┌─ INPUT
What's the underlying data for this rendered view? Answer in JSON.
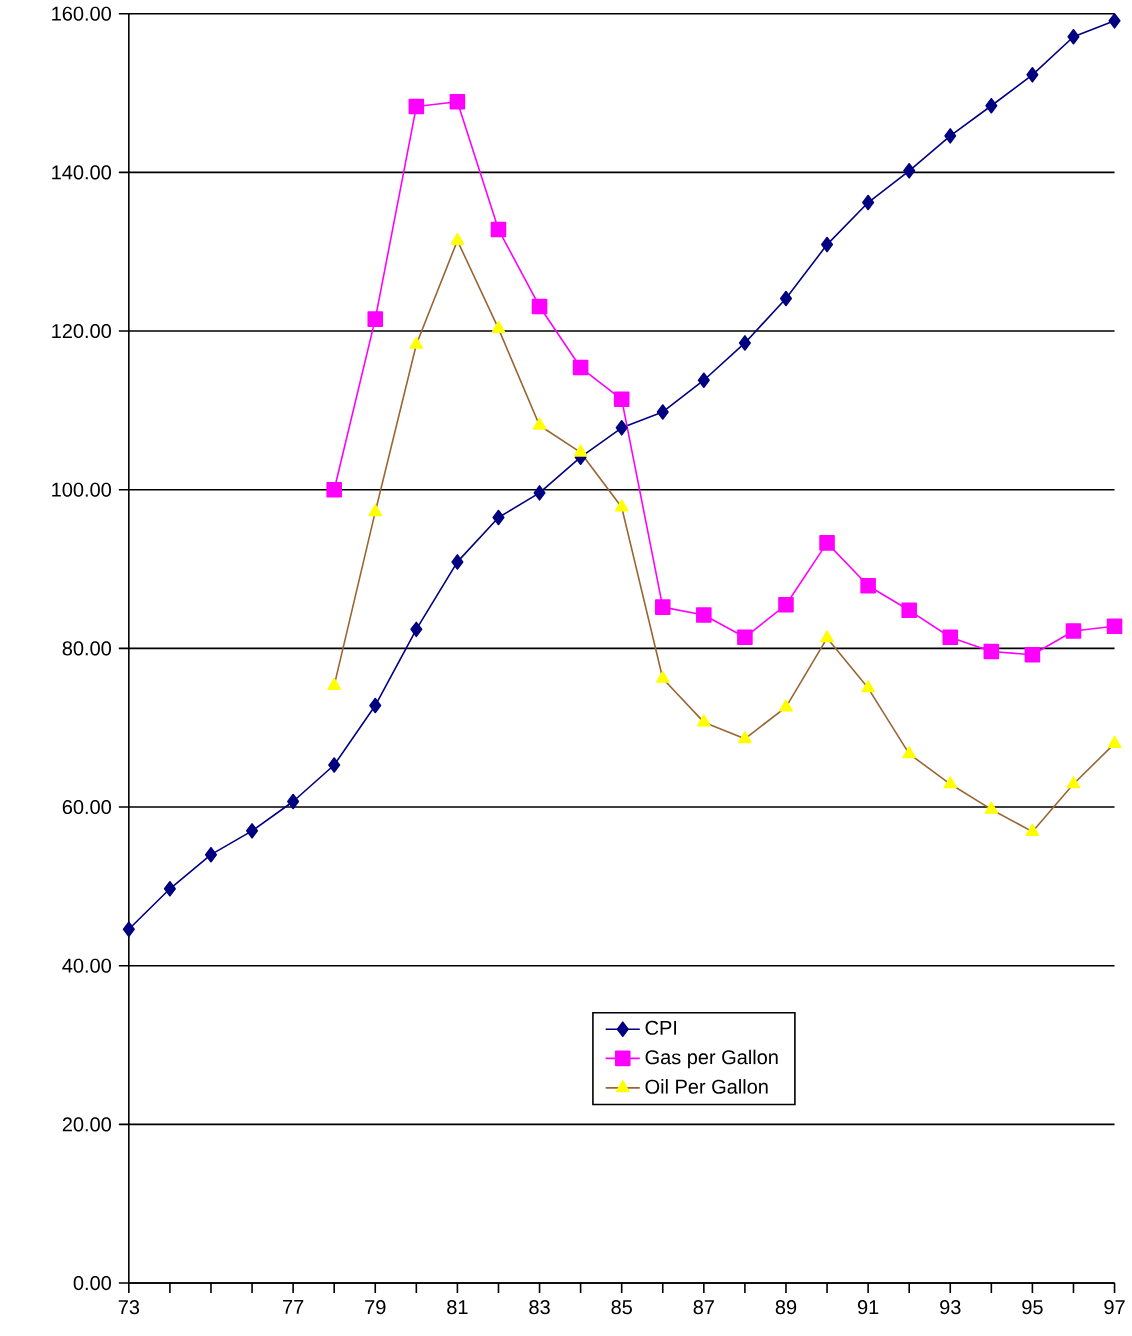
{
  "chart_data": {
    "type": "line",
    "categories": [
      "73",
      null,
      null,
      null,
      "77",
      null,
      "79",
      null,
      "81",
      null,
      "83",
      null,
      "85",
      null,
      "87",
      null,
      "89",
      null,
      "91",
      null,
      "93",
      null,
      "95",
      null,
      "97"
    ],
    "series": [
      {
        "name": "CPI",
        "color": "#000080",
        "marker": "diamond",
        "values": [
          44.6,
          49.7,
          54.0,
          57.0,
          60.7,
          65.3,
          72.8,
          82.4,
          90.9,
          96.5,
          99.6,
          104.1,
          107.8,
          109.8,
          113.8,
          118.5,
          124.1,
          130.9,
          136.2,
          140.2,
          144.6,
          148.4,
          152.3,
          157.1,
          159.1
        ]
      },
      {
        "name": "Gas per Gallon",
        "color": "#ff00ff",
        "marker": "square",
        "values": [
          null,
          null,
          null,
          null,
          null,
          100.0,
          121.5,
          148.3,
          148.9,
          132.8,
          123.1,
          115.4,
          111.4,
          85.2,
          84.2,
          81.4,
          85.5,
          93.3,
          87.9,
          84.8,
          81.4,
          79.6,
          79.2,
          82.2,
          82.8
        ]
      },
      {
        "name": "Oil Per Gallon",
        "color": "#996633",
        "colors": [
          null,
          null,
          null,
          null,
          null,
          "#ffff00",
          "#ffff00",
          "#ffff00",
          "#ffff00",
          "#ffff00",
          "#ffff00",
          "#ffff00",
          "#ffff00",
          "#ffff00",
          "#ffff00",
          "#ffff00",
          "#ffff00",
          "#ffff00",
          "#ffff00",
          "#ffff00",
          "#ffff00",
          "#ffff00",
          "#ffff00",
          "#ffff00",
          "#ffff00"
        ],
        "marker": "triangle",
        "values": [
          null,
          null,
          null,
          null,
          null,
          75.3,
          97.2,
          118.3,
          131.4,
          120.3,
          108.1,
          104.7,
          97.8,
          76.2,
          70.7,
          68.6,
          72.6,
          81.3,
          75.0,
          66.7,
          62.9,
          59.7,
          56.9,
          62.9,
          68.0
        ]
      }
    ],
    "ylim": [
      0,
      160
    ],
    "yticks": [
      {
        "value": 0,
        "label": "0.00"
      },
      {
        "value": 20,
        "label": "20.00"
      },
      {
        "value": 40,
        "label": "40.00"
      },
      {
        "value": 60,
        "label": "60.00"
      },
      {
        "value": 80,
        "label": "80.00"
      },
      {
        "value": 100,
        "label": "100.00"
      },
      {
        "value": 120,
        "label": "120.00"
      },
      {
        "value": 140,
        "label": "140.00"
      },
      {
        "value": 160,
        "label": "160.00"
      }
    ],
    "grid": "y",
    "legend": "bottom right",
    "line_style": "solid"
  }
}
└─
*OBJECTIVE:*
Determine how many lines of the data contain "Gallon" and give nothing but that number.

*ANSWER FOR THIS EXERCISE:*
2